→ **Directions for this task**
Search the material below for the word "structure". Copy every line that has it.

[Records about charts and figures]
* Begin *
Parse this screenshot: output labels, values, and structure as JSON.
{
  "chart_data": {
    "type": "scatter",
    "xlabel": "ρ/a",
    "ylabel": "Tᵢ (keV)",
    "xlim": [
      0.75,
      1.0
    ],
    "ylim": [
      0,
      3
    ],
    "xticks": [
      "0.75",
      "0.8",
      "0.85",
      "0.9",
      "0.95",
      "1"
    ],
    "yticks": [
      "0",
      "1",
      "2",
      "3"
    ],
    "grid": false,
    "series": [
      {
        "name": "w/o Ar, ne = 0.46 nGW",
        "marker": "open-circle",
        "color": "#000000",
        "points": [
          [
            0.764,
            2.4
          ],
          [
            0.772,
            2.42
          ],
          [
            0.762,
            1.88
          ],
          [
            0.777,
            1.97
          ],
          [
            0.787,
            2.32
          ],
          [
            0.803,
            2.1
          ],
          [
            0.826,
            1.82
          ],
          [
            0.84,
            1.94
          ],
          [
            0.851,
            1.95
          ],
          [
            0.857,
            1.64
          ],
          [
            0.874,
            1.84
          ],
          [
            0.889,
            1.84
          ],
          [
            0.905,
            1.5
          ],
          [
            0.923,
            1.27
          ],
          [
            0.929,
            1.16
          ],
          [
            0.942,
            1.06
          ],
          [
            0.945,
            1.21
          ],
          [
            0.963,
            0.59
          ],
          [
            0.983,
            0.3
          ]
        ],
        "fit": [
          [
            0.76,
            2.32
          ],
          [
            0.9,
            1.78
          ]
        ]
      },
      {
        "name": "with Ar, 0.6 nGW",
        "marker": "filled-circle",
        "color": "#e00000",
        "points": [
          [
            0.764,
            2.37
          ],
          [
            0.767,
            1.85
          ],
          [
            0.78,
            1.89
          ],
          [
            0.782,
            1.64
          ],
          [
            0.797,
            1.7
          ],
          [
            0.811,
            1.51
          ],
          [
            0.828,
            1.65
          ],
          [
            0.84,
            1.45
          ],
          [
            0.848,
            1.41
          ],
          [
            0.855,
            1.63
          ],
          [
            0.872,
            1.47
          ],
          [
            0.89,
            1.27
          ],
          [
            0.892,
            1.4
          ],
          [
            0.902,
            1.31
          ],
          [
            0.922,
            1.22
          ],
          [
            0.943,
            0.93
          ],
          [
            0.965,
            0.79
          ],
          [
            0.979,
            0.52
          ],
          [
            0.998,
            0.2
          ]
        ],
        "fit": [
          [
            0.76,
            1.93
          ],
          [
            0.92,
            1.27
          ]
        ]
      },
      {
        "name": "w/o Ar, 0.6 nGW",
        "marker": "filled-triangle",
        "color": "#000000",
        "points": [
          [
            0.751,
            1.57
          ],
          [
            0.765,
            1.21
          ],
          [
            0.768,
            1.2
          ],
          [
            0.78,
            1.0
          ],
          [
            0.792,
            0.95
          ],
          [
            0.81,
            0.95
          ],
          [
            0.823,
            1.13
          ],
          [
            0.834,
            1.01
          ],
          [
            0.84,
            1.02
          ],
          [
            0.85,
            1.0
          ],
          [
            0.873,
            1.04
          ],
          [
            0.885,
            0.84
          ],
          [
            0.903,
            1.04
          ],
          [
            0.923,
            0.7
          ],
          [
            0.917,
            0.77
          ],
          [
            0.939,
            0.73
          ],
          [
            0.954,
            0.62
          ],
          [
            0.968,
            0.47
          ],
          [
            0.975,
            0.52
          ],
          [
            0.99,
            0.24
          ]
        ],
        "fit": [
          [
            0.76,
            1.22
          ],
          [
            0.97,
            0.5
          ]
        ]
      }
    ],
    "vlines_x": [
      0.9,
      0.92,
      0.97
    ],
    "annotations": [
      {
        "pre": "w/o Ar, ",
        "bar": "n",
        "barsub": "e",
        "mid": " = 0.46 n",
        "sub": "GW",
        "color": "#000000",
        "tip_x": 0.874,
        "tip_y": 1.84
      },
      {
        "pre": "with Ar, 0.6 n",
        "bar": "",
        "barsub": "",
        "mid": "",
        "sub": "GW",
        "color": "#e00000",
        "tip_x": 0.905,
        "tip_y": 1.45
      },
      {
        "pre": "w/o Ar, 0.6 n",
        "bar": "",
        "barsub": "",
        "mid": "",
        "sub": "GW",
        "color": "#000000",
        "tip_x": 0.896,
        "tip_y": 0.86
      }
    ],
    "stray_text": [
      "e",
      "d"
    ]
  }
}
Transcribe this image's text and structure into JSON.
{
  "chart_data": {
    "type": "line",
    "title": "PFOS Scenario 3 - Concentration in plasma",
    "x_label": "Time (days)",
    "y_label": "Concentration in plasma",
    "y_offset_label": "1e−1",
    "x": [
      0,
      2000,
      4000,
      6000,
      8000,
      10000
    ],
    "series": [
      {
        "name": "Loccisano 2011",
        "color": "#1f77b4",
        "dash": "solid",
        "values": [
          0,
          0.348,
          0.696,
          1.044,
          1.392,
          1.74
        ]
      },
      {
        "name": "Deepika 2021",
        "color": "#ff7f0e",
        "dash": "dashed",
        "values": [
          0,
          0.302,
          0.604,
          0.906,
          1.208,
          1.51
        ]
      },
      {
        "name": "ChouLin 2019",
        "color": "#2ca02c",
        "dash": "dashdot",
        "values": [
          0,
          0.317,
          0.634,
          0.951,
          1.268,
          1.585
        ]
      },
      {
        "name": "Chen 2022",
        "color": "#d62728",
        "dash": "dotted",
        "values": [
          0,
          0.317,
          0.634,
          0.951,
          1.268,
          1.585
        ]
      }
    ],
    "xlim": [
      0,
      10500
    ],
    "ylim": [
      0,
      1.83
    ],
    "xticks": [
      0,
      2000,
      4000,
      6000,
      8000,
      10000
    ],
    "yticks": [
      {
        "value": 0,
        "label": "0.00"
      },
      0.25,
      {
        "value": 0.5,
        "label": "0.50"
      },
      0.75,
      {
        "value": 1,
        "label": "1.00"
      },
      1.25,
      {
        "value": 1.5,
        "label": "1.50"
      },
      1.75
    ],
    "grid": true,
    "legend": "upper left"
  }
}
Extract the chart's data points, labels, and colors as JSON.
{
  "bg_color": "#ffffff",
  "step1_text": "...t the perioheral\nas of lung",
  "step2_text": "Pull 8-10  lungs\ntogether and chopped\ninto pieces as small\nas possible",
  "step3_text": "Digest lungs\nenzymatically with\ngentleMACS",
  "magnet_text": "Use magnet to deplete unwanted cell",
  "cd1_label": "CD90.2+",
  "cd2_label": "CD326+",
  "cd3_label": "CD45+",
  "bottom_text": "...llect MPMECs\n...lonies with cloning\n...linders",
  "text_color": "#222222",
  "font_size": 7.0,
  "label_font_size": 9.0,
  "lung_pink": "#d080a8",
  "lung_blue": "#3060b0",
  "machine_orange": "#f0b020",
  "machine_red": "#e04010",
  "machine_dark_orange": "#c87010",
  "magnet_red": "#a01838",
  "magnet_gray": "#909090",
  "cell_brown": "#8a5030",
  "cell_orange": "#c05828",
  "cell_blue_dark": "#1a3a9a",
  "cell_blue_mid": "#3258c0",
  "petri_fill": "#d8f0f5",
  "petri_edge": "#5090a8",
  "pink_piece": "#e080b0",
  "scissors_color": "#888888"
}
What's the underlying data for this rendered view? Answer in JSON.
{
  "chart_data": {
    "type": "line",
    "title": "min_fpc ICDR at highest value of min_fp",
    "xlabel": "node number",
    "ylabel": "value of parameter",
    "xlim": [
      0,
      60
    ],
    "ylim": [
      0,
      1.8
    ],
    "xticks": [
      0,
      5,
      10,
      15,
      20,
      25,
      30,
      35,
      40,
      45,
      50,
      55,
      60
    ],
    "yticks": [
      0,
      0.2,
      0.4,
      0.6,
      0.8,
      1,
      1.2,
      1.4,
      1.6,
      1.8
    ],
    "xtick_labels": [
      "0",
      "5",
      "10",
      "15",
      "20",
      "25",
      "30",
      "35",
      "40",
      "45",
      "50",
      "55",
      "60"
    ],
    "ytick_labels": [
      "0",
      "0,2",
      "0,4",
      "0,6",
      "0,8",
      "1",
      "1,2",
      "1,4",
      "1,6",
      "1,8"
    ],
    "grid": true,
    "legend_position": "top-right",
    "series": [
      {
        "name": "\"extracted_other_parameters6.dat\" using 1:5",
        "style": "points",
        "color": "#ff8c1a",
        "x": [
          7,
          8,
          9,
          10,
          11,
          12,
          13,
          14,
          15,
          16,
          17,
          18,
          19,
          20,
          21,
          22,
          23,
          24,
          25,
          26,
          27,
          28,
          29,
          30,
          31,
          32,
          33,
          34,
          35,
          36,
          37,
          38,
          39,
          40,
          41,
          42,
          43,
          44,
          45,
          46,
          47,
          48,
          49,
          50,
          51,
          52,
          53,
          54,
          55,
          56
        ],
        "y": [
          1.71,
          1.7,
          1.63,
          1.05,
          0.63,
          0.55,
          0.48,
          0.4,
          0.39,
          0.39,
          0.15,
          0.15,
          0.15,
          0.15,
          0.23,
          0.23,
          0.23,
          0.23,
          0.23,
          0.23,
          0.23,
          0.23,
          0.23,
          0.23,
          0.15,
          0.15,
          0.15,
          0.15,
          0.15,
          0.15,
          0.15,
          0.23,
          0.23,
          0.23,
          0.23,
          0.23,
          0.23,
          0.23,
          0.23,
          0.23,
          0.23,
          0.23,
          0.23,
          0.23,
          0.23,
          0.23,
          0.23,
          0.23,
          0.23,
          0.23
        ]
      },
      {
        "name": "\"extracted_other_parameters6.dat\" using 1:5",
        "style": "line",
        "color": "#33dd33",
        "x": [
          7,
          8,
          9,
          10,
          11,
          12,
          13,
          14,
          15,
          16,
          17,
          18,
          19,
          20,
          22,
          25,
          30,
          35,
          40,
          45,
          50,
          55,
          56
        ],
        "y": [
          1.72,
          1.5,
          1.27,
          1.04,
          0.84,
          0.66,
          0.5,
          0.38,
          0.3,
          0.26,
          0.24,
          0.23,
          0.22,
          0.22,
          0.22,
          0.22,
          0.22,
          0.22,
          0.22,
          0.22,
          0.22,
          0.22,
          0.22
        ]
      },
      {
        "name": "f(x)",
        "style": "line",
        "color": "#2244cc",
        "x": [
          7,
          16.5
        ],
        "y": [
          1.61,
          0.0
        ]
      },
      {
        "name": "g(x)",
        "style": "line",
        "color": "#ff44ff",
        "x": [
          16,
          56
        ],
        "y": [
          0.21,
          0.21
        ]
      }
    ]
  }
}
* End *
→ **Output of the exercise**
Parse this screenshot: output labels, values, and structure as JSON.
Transcribe this image's text and structure into JSON.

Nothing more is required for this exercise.